* Work to do:
Filter the entries, keeping every line with the word "JSON".

=-=-=-=-=

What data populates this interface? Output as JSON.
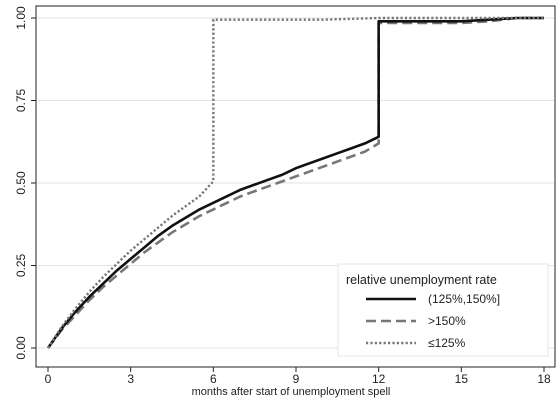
{
  "chart_data": {
    "type": "line",
    "xlabel": "months after start of unemployment spell",
    "ylabel": "",
    "xlim": [
      0,
      18
    ],
    "ylim": [
      0,
      1
    ],
    "x_ticks": [
      0,
      3,
      6,
      9,
      12,
      15,
      18
    ],
    "x_tick_labels": [
      "0",
      "3",
      "6",
      "9",
      "12",
      "15",
      "18"
    ],
    "y_ticks": [
      0,
      0.25,
      0.5,
      0.75,
      1
    ],
    "y_tick_labels": [
      "0.00",
      "0.25",
      "0.50",
      "0.75",
      "1.00"
    ],
    "grid": "horizontal",
    "legend": {
      "title": "relative unemployment rate",
      "placement": "bottom-right"
    },
    "series": [
      {
        "name": "(125%,150%]",
        "style": "solid",
        "color": "#111111",
        "x": [
          0,
          0.5,
          1,
          1.5,
          2,
          2.5,
          3,
          3.5,
          4,
          4.5,
          5,
          5.5,
          6,
          6.5,
          7,
          7.5,
          8,
          8.5,
          9,
          9.5,
          10,
          10.5,
          11,
          11.5,
          12,
          12,
          13,
          14,
          15,
          16,
          17,
          18
        ],
        "y": [
          0,
          0.06,
          0.11,
          0.155,
          0.195,
          0.235,
          0.27,
          0.305,
          0.34,
          0.37,
          0.395,
          0.42,
          0.44,
          0.46,
          0.48,
          0.495,
          0.51,
          0.525,
          0.545,
          0.56,
          0.575,
          0.59,
          0.605,
          0.62,
          0.64,
          0.99,
          0.99,
          0.99,
          0.99,
          0.995,
          1.0,
          1.0
        ]
      },
      {
        "name": ">150%",
        "style": "dashed",
        "color": "#777777",
        "x": [
          0,
          0.5,
          1,
          1.5,
          2,
          2.5,
          3,
          3.5,
          4,
          4.5,
          5,
          5.5,
          6,
          6.5,
          7,
          7.5,
          8,
          8.5,
          9,
          9.5,
          10,
          10.5,
          11,
          11.5,
          12,
          12,
          13,
          14,
          15,
          16,
          17,
          18
        ],
        "y": [
          0,
          0.055,
          0.1,
          0.145,
          0.185,
          0.22,
          0.255,
          0.29,
          0.32,
          0.35,
          0.375,
          0.4,
          0.42,
          0.44,
          0.46,
          0.475,
          0.49,
          0.505,
          0.52,
          0.535,
          0.55,
          0.565,
          0.58,
          0.595,
          0.62,
          0.985,
          0.985,
          0.985,
          0.985,
          0.99,
          1.0,
          1.0
        ]
      },
      {
        "name": "≤125%",
        "style": "dotted",
        "color": "#777777",
        "x": [
          0,
          0.5,
          1,
          1.5,
          2,
          2.5,
          3,
          3.5,
          4,
          4.5,
          5,
          5.5,
          6,
          6,
          8,
          10,
          12,
          14,
          16,
          18
        ],
        "y": [
          0,
          0.065,
          0.12,
          0.17,
          0.215,
          0.255,
          0.295,
          0.33,
          0.365,
          0.4,
          0.43,
          0.46,
          0.505,
          0.995,
          0.995,
          0.995,
          1.0,
          1.0,
          1.0,
          1.0
        ]
      }
    ]
  }
}
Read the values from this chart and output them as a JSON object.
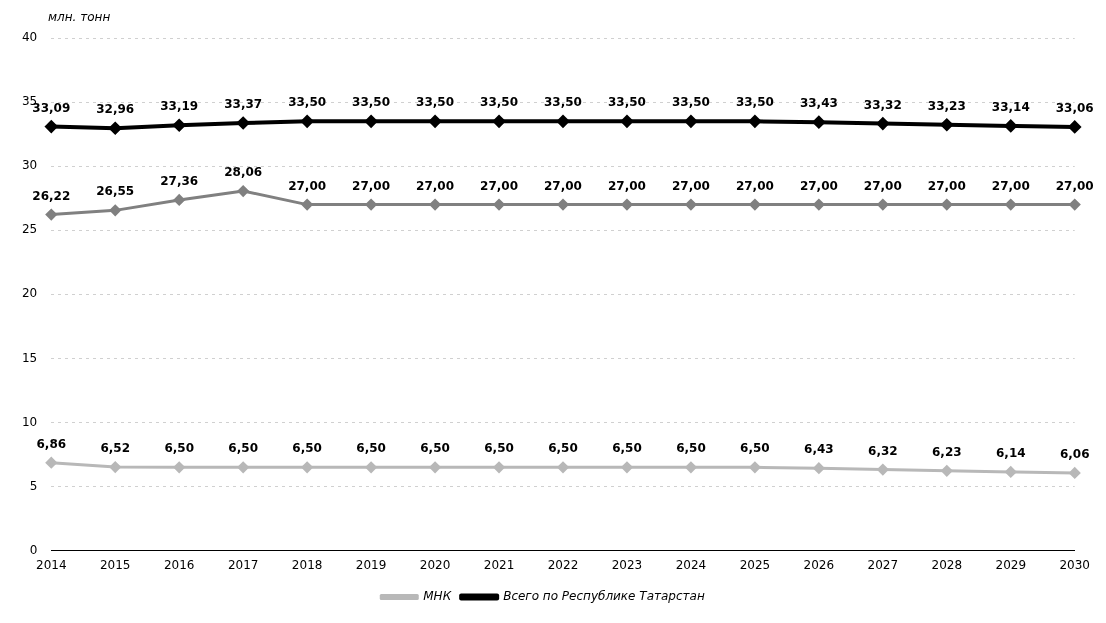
{
  "chart_data": {
    "type": "line",
    "ylabel": "млн. тонн",
    "categories": [
      "2014",
      "2015",
      "2016",
      "2017",
      "2018",
      "2019",
      "2020",
      "2021",
      "2022",
      "2023",
      "2024",
      "2025",
      "2026",
      "2027",
      "2028",
      "2029",
      "2030"
    ],
    "series": [
      {
        "color": "#808080",
        "values": [
          26.22,
          26.55,
          27.36,
          28.06,
          27.0,
          27.0,
          27.0,
          27.0,
          27.0,
          27.0,
          27.0,
          27.0,
          27.0,
          27.0,
          27.0,
          27.0,
          27.0
        ],
        "value_labels": [
          "26,22",
          "26,55",
          "27,36",
          "28,06",
          "27,00",
          "27,00",
          "27,00",
          "27,00",
          "27,00",
          "27,00",
          "27,00",
          "27,00",
          "27,00",
          "27,00",
          "27,00",
          "27,00",
          "27,00"
        ]
      },
      {
        "name": "МНК",
        "color": "#b8b8b8",
        "values": [
          6.86,
          6.52,
          6.5,
          6.5,
          6.5,
          6.5,
          6.5,
          6.5,
          6.5,
          6.5,
          6.5,
          6.5,
          6.43,
          6.32,
          6.23,
          6.14,
          6.06
        ],
        "value_labels": [
          "6,86",
          "6,52",
          "6,50",
          "6,50",
          "6,50",
          "6,50",
          "6,50",
          "6,50",
          "6,50",
          "6,50",
          "6,50",
          "6,50",
          "6,43",
          "6,32",
          "6,23",
          "6,14",
          "6,06"
        ]
      },
      {
        "name": "Всего по Республике Татарстан",
        "color": "#000000",
        "values": [
          33.09,
          32.96,
          33.19,
          33.37,
          33.5,
          33.5,
          33.5,
          33.5,
          33.5,
          33.5,
          33.5,
          33.5,
          33.43,
          33.32,
          33.23,
          33.14,
          33.06
        ],
        "value_labels": [
          "33,09",
          "32,96",
          "33,19",
          "33,37",
          "33,50",
          "33,50",
          "33,50",
          "33,50",
          "33,50",
          "33,50",
          "33,50",
          "33,50",
          "33,43",
          "33,32",
          "33,23",
          "33,14",
          "33,06"
        ]
      }
    ],
    "ylim": [
      0,
      40
    ],
    "yticks": [
      0,
      5,
      10,
      15,
      20,
      25,
      30,
      35,
      40
    ],
    "grid": "y",
    "legend": "bottom",
    "marker": "diamond",
    "line_style": "solid"
  }
}
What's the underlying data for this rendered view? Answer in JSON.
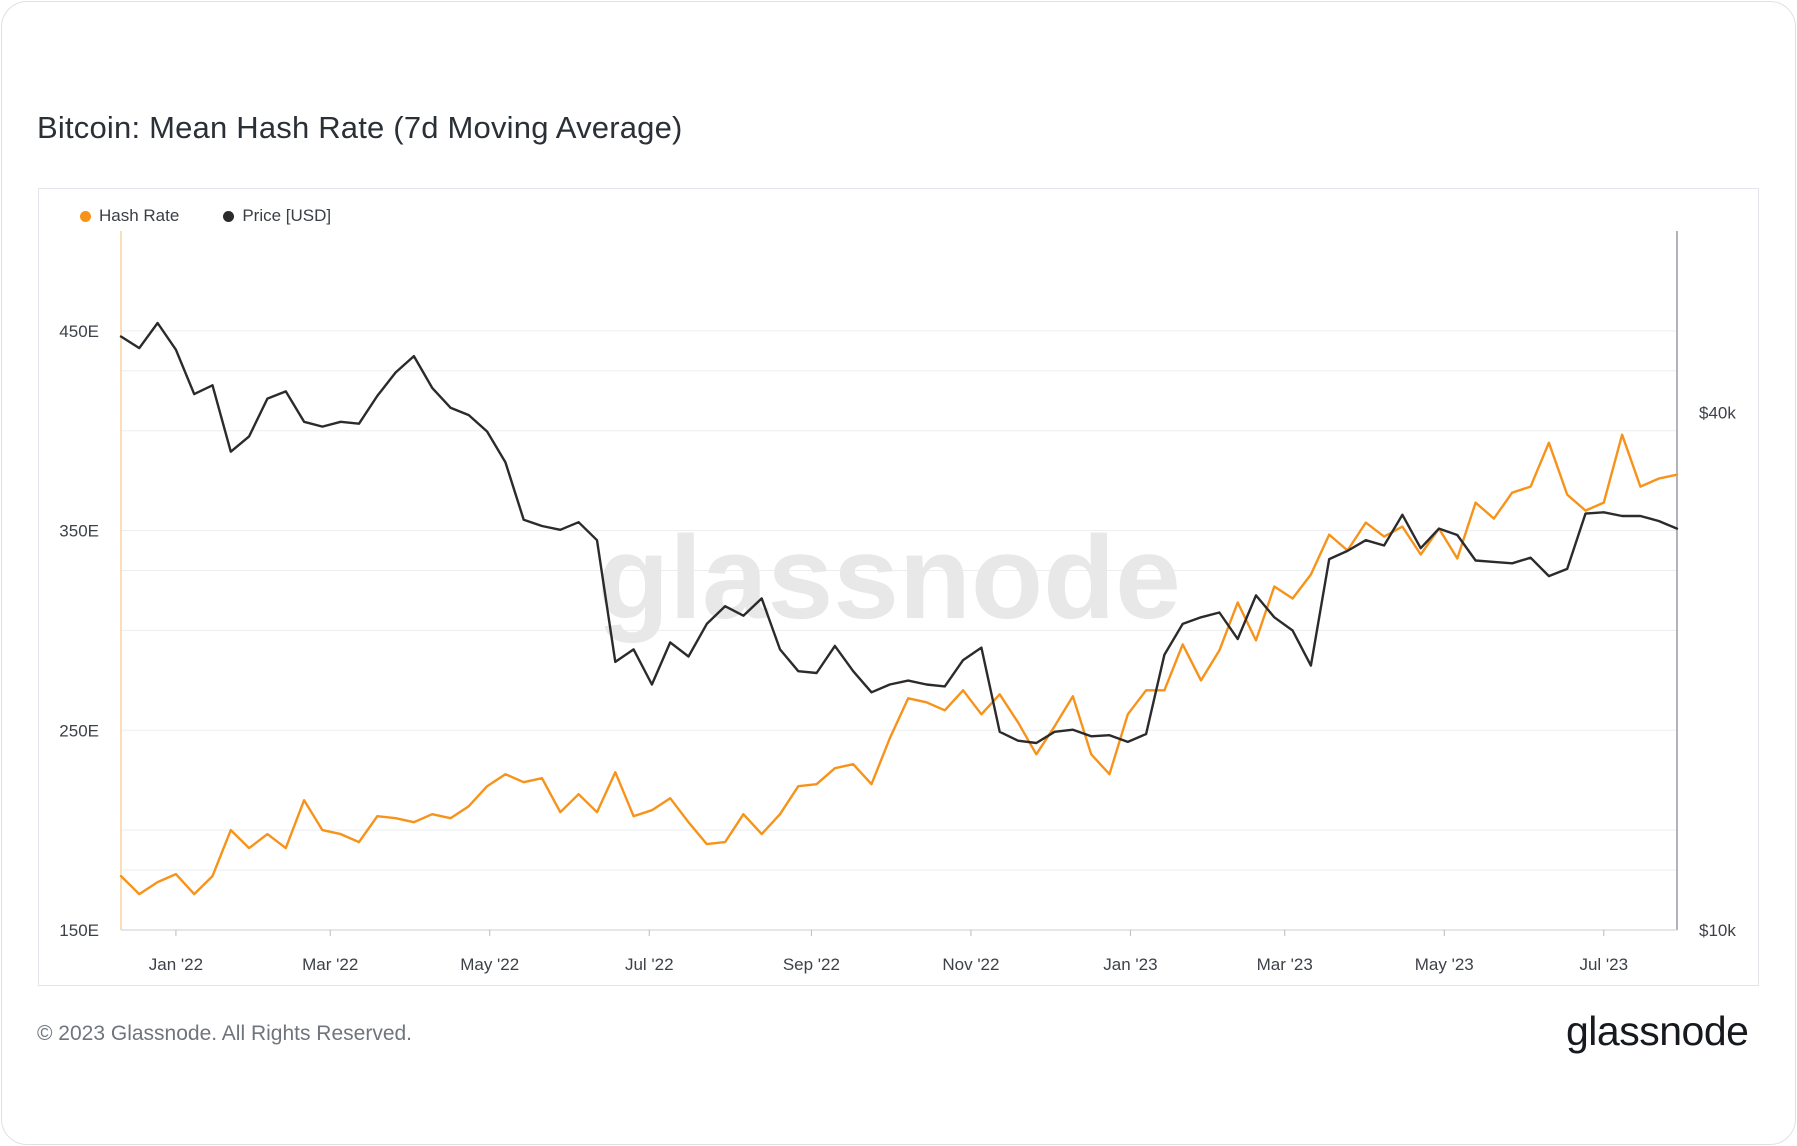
{
  "title": "Bitcoin: Mean Hash Rate (7d Moving Average)",
  "footer": "© 2023 Glassnode. All Rights Reserved.",
  "brand": "glassnode",
  "watermark": "glassnode",
  "colors": {
    "hash_rate": "#f7931a",
    "price": "#2b2b2b",
    "grid": "#ebedf0",
    "axis_text": "#3d4148"
  },
  "chart_data": {
    "type": "line",
    "title": "Bitcoin: Mean Hash Rate (7d Moving Average)",
    "legend_position": "top-left",
    "grid": true,
    "x_range": [
      "2021-12-11",
      "2023-07-29"
    ],
    "x_ticks": [
      {
        "date": "2022-01-01",
        "label": "Jan '22"
      },
      {
        "date": "2022-03-01",
        "label": "Mar '22"
      },
      {
        "date": "2022-05-01",
        "label": "May '22"
      },
      {
        "date": "2022-07-01",
        "label": "Jul '22"
      },
      {
        "date": "2022-09-01",
        "label": "Sep '22"
      },
      {
        "date": "2022-11-01",
        "label": "Nov '22"
      },
      {
        "date": "2023-01-01",
        "label": "Jan '23"
      },
      {
        "date": "2023-03-01",
        "label": "Mar '23"
      },
      {
        "date": "2023-05-01",
        "label": "May '23"
      },
      {
        "date": "2023-07-01",
        "label": "Jul '23"
      }
    ],
    "y_left": {
      "label": "",
      "range": [
        150,
        500
      ],
      "ticks": [
        {
          "value": 150,
          "label": "150E"
        },
        {
          "value": 250,
          "label": "250E"
        },
        {
          "value": 350,
          "label": "350E"
        },
        {
          "value": 450,
          "label": "450E"
        }
      ]
    },
    "y_right": {
      "label": "",
      "scale": "log",
      "range": [
        10000,
        65000
      ],
      "ticks": [
        {
          "value": 10000,
          "label": "$10k"
        },
        {
          "value": 40000,
          "label": "$40k"
        }
      ]
    },
    "series": [
      {
        "name": "Hash Rate",
        "axis": "left",
        "points": [
          [
            "2021-12-11",
            177
          ],
          [
            "2021-12-18",
            168
          ],
          [
            "2021-12-25",
            174
          ],
          [
            "2022-01-01",
            178
          ],
          [
            "2022-01-08",
            168
          ],
          [
            "2022-01-15",
            177
          ],
          [
            "2022-01-22",
            200
          ],
          [
            "2022-01-29",
            191
          ],
          [
            "2022-02-05",
            198
          ],
          [
            "2022-02-12",
            191
          ],
          [
            "2022-02-19",
            215
          ],
          [
            "2022-02-26",
            200
          ],
          [
            "2022-03-05",
            198
          ],
          [
            "2022-03-12",
            194
          ],
          [
            "2022-03-19",
            207
          ],
          [
            "2022-03-26",
            206
          ],
          [
            "2022-04-02",
            204
          ],
          [
            "2022-04-09",
            208
          ],
          [
            "2022-04-16",
            206
          ],
          [
            "2022-04-23",
            212
          ],
          [
            "2022-04-30",
            222
          ],
          [
            "2022-05-07",
            228
          ],
          [
            "2022-05-14",
            224
          ],
          [
            "2022-05-21",
            226
          ],
          [
            "2022-05-28",
            209
          ],
          [
            "2022-06-04",
            218
          ],
          [
            "2022-06-11",
            209
          ],
          [
            "2022-06-18",
            229
          ],
          [
            "2022-06-25",
            207
          ],
          [
            "2022-07-02",
            210
          ],
          [
            "2022-07-09",
            216
          ],
          [
            "2022-07-16",
            204
          ],
          [
            "2022-07-23",
            193
          ],
          [
            "2022-07-30",
            194
          ],
          [
            "2022-08-06",
            208
          ],
          [
            "2022-08-13",
            198
          ],
          [
            "2022-08-20",
            208
          ],
          [
            "2022-08-27",
            222
          ],
          [
            "2022-09-03",
            223
          ],
          [
            "2022-09-10",
            231
          ],
          [
            "2022-09-17",
            233
          ],
          [
            "2022-09-24",
            223
          ],
          [
            "2022-10-01",
            246
          ],
          [
            "2022-10-08",
            266
          ],
          [
            "2022-10-15",
            264
          ],
          [
            "2022-10-22",
            260
          ],
          [
            "2022-10-29",
            270
          ],
          [
            "2022-11-05",
            258
          ],
          [
            "2022-11-12",
            268
          ],
          [
            "2022-11-19",
            254
          ],
          [
            "2022-11-26",
            238
          ],
          [
            "2022-12-03",
            252
          ],
          [
            "2022-12-10",
            267
          ],
          [
            "2022-12-17",
            238
          ],
          [
            "2022-12-24",
            228
          ],
          [
            "2022-12-31",
            258
          ],
          [
            "2023-01-07",
            270
          ],
          [
            "2023-01-14",
            270
          ],
          [
            "2023-01-21",
            293
          ],
          [
            "2023-01-28",
            275
          ],
          [
            "2023-02-04",
            290
          ],
          [
            "2023-02-11",
            314
          ],
          [
            "2023-02-18",
            295
          ],
          [
            "2023-02-25",
            322
          ],
          [
            "2023-03-04",
            316
          ],
          [
            "2023-03-11",
            328
          ],
          [
            "2023-03-18",
            348
          ],
          [
            "2023-03-25",
            340
          ],
          [
            "2023-04-01",
            354
          ],
          [
            "2023-04-08",
            347
          ],
          [
            "2023-04-15",
            352
          ],
          [
            "2023-04-22",
            338
          ],
          [
            "2023-04-29",
            351
          ],
          [
            "2023-05-06",
            336
          ],
          [
            "2023-05-13",
            364
          ],
          [
            "2023-05-20",
            356
          ],
          [
            "2023-05-27",
            369
          ],
          [
            "2023-06-03",
            372
          ],
          [
            "2023-06-10",
            394
          ],
          [
            "2023-06-17",
            368
          ],
          [
            "2023-06-24",
            360
          ],
          [
            "2023-07-01",
            364
          ],
          [
            "2023-07-08",
            398
          ],
          [
            "2023-07-15",
            372
          ],
          [
            "2023-07-22",
            376
          ],
          [
            "2023-07-29",
            378
          ]
        ]
      },
      {
        "name": "Price [USD]",
        "axis": "right",
        "points": [
          [
            "2021-12-11",
            49000
          ],
          [
            "2021-12-18",
            47500
          ],
          [
            "2021-12-25",
            50800
          ],
          [
            "2022-01-01",
            47300
          ],
          [
            "2022-01-08",
            42000
          ],
          [
            "2022-01-15",
            43000
          ],
          [
            "2022-01-22",
            36000
          ],
          [
            "2022-01-29",
            37500
          ],
          [
            "2022-02-05",
            41500
          ],
          [
            "2022-02-12",
            42300
          ],
          [
            "2022-02-19",
            39000
          ],
          [
            "2022-02-26",
            38500
          ],
          [
            "2022-03-05",
            39000
          ],
          [
            "2022-03-12",
            38800
          ],
          [
            "2022-03-19",
            41800
          ],
          [
            "2022-03-26",
            44500
          ],
          [
            "2022-04-02",
            46500
          ],
          [
            "2022-04-09",
            42700
          ],
          [
            "2022-04-16",
            40500
          ],
          [
            "2022-04-23",
            39700
          ],
          [
            "2022-04-30",
            38000
          ],
          [
            "2022-05-07",
            35000
          ],
          [
            "2022-05-14",
            30000
          ],
          [
            "2022-05-21",
            29500
          ],
          [
            "2022-05-28",
            29200
          ],
          [
            "2022-06-04",
            29800
          ],
          [
            "2022-06-11",
            28400
          ],
          [
            "2022-06-18",
            20500
          ],
          [
            "2022-06-25",
            21200
          ],
          [
            "2022-07-02",
            19300
          ],
          [
            "2022-07-09",
            21600
          ],
          [
            "2022-07-16",
            20800
          ],
          [
            "2022-07-23",
            22700
          ],
          [
            "2022-07-30",
            23800
          ],
          [
            "2022-08-06",
            23200
          ],
          [
            "2022-08-13",
            24300
          ],
          [
            "2022-08-20",
            21200
          ],
          [
            "2022-08-27",
            20000
          ],
          [
            "2022-09-03",
            19900
          ],
          [
            "2022-09-10",
            21400
          ],
          [
            "2022-09-17",
            20000
          ],
          [
            "2022-09-24",
            18900
          ],
          [
            "2022-10-01",
            19300
          ],
          [
            "2022-10-08",
            19500
          ],
          [
            "2022-10-15",
            19300
          ],
          [
            "2022-10-22",
            19200
          ],
          [
            "2022-10-29",
            20600
          ],
          [
            "2022-11-05",
            21300
          ],
          [
            "2022-11-12",
            17000
          ],
          [
            "2022-11-19",
            16600
          ],
          [
            "2022-11-26",
            16500
          ],
          [
            "2022-12-03",
            17000
          ],
          [
            "2022-12-10",
            17100
          ],
          [
            "2022-12-17",
            16800
          ],
          [
            "2022-12-24",
            16850
          ],
          [
            "2022-12-31",
            16550
          ],
          [
            "2023-01-07",
            16900
          ],
          [
            "2023-01-14",
            20900
          ],
          [
            "2023-01-21",
            22700
          ],
          [
            "2023-01-28",
            23100
          ],
          [
            "2023-02-04",
            23400
          ],
          [
            "2023-02-11",
            21800
          ],
          [
            "2023-02-18",
            24500
          ],
          [
            "2023-02-25",
            23100
          ],
          [
            "2023-03-04",
            22300
          ],
          [
            "2023-03-11",
            20300
          ],
          [
            "2023-03-18",
            27000
          ],
          [
            "2023-03-25",
            27600
          ],
          [
            "2023-04-01",
            28400
          ],
          [
            "2023-04-08",
            28000
          ],
          [
            "2023-04-15",
            30400
          ],
          [
            "2023-04-22",
            27800
          ],
          [
            "2023-04-29",
            29300
          ],
          [
            "2023-05-06",
            28800
          ],
          [
            "2023-05-13",
            26900
          ],
          [
            "2023-05-20",
            26800
          ],
          [
            "2023-05-27",
            26700
          ],
          [
            "2023-06-03",
            27100
          ],
          [
            "2023-06-10",
            25800
          ],
          [
            "2023-06-17",
            26300
          ],
          [
            "2023-06-24",
            30500
          ],
          [
            "2023-07-01",
            30600
          ],
          [
            "2023-07-08",
            30300
          ],
          [
            "2023-07-15",
            30300
          ],
          [
            "2023-07-22",
            29900
          ],
          [
            "2023-07-29",
            29300
          ]
        ]
      }
    ]
  }
}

=-=-=-=-=

* Final result:
What data populates this interface? Output as JSON.
Read the values from this chart and output them as a JSON object.
What's the underlying data for this rendered view? Answer in JSON.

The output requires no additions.